------ Raw data
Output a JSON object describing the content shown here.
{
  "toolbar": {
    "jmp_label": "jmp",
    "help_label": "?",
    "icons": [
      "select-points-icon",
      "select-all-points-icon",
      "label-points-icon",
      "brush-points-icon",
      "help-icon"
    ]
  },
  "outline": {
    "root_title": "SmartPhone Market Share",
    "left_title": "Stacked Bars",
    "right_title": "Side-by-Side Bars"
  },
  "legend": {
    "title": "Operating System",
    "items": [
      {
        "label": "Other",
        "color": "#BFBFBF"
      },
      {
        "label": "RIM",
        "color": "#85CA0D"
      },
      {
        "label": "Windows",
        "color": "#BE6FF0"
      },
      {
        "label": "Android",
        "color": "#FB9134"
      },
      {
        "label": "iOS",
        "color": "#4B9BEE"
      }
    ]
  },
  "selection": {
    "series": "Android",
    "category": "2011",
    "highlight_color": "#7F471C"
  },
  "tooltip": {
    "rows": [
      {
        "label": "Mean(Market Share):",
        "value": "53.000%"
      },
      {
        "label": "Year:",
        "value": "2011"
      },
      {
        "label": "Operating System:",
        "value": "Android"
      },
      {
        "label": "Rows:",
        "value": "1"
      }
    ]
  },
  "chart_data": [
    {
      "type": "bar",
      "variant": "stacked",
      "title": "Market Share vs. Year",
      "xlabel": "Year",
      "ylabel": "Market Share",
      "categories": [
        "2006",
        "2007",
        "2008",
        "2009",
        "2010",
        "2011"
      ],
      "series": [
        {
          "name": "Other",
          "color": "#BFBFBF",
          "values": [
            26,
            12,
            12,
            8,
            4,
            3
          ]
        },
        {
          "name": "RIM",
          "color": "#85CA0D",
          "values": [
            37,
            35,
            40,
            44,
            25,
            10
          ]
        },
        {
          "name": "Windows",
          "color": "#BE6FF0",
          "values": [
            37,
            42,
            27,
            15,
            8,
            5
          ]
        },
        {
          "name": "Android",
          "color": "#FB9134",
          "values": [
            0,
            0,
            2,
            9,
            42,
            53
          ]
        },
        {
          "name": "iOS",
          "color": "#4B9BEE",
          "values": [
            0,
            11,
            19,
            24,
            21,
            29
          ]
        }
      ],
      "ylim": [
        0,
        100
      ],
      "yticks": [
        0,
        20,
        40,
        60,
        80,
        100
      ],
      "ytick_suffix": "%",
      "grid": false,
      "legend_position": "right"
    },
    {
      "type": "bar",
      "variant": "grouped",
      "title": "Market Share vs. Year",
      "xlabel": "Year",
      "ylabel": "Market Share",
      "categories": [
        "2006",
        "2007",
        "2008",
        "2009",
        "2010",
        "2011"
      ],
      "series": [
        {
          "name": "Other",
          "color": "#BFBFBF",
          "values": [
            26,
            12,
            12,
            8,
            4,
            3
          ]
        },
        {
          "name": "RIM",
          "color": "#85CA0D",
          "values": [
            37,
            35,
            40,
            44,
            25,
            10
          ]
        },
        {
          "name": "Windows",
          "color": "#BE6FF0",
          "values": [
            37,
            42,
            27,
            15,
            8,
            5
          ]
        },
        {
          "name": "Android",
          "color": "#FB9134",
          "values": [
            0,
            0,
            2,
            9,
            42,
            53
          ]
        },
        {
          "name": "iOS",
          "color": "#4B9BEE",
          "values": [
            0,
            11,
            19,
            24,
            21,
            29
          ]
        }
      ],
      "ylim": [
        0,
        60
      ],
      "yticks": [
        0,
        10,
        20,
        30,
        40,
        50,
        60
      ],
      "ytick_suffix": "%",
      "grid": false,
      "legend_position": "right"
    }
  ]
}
------------
▸ Goal of the exercise
Each record above should be restated word for word.

▸ Answer to this task
Output a JSON object describing the content shown here.
{
  "toolbar": {
    "jmp_label": "jmp",
    "help_label": "?",
    "icons": [
      "select-points-icon",
      "select-all-points-icon",
      "label-points-icon",
      "brush-points-icon",
      "help-icon"
    ]
  },
  "outline": {
    "root_title": "SmartPhone Market Share",
    "left_title": "Stacked Bars",
    "right_title": "Side-by-Side Bars"
  },
  "legend": {
    "title": "Operating System",
    "items": [
      {
        "label": "Other",
        "color": "#BFBFBF"
      },
      {
        "label": "RIM",
        "color": "#85CA0D"
      },
      {
        "label": "Windows",
        "color": "#BE6FF0"
      },
      {
        "label": "Android",
        "color": "#FB9134"
      },
      {
        "label": "iOS",
        "color": "#4B9BEE"
      }
    ]
  },
  "selection": {
    "series": "Android",
    "category": "2011",
    "highlight_color": "#7F471C"
  },
  "tooltip": {
    "rows": [
      {
        "label": "Mean(Market Share):",
        "value": "53.000%"
      },
      {
        "label": "Year:",
        "value": "2011"
      },
      {
        "label": "Operating System:",
        "value": "Android"
      },
      {
        "label": "Rows:",
        "value": "1"
      }
    ]
  },
  "chart_data": [
    {
      "type": "bar",
      "variant": "stacked",
      "title": "Market Share vs. Year",
      "xlabel": "Year",
      "ylabel": "Market Share",
      "categories": [
        "2006",
        "2007",
        "2008",
        "2009",
        "2010",
        "2011"
      ],
      "series": [
        {
          "name": "Other",
          "color": "#BFBFBF",
          "values": [
            26,
            12,
            12,
            8,
            4,
            3
          ]
        },
        {
          "name": "RIM",
          "color": "#85CA0D",
          "values": [
            37,
            35,
            40,
            44,
            25,
            10
          ]
        },
        {
          "name": "Windows",
          "color": "#BE6FF0",
          "values": [
            37,
            42,
            27,
            15,
            8,
            5
          ]
        },
        {
          "name": "Android",
          "color": "#FB9134",
          "values": [
            0,
            0,
            2,
            9,
            42,
            53
          ]
        },
        {
          "name": "iOS",
          "color": "#4B9BEE",
          "values": [
            0,
            11,
            19,
            24,
            21,
            29
          ]
        }
      ],
      "ylim": [
        0,
        100
      ],
      "yticks": [
        0,
        20,
        40,
        60,
        80,
        100
      ],
      "ytick_suffix": "%",
      "grid": false,
      "legend_position": "right"
    },
    {
      "type": "bar",
      "variant": "grouped",
      "title": "Market Share vs. Year",
      "xlabel": "Year",
      "ylabel": "Market Share",
      "categories": [
        "2006",
        "2007",
        "2008",
        "2009",
        "2010",
        "2011"
      ],
      "series": [
        {
          "name": "Other",
          "color": "#BFBFBF",
          "values": [
            26,
            12,
            12,
            8,
            4,
            3
          ]
        },
        {
          "name": "RIM",
          "color": "#85CA0D",
          "values": [
            37,
            35,
            40,
            44,
            25,
            10
          ]
        },
        {
          "name": "Windows",
          "color": "#BE6FF0",
          "values": [
            37,
            42,
            27,
            15,
            8,
            5
          ]
        },
        {
          "name": "Android",
          "color": "#FB9134",
          "values": [
            0,
            0,
            2,
            9,
            42,
            53
          ]
        },
        {
          "name": "iOS",
          "color": "#4B9BEE",
          "values": [
            0,
            11,
            19,
            24,
            21,
            29
          ]
        }
      ],
      "ylim": [
        0,
        60
      ],
      "yticks": [
        0,
        10,
        20,
        30,
        40,
        50,
        60
      ],
      "ytick_suffix": "%",
      "grid": false,
      "legend_position": "right"
    }
  ]
}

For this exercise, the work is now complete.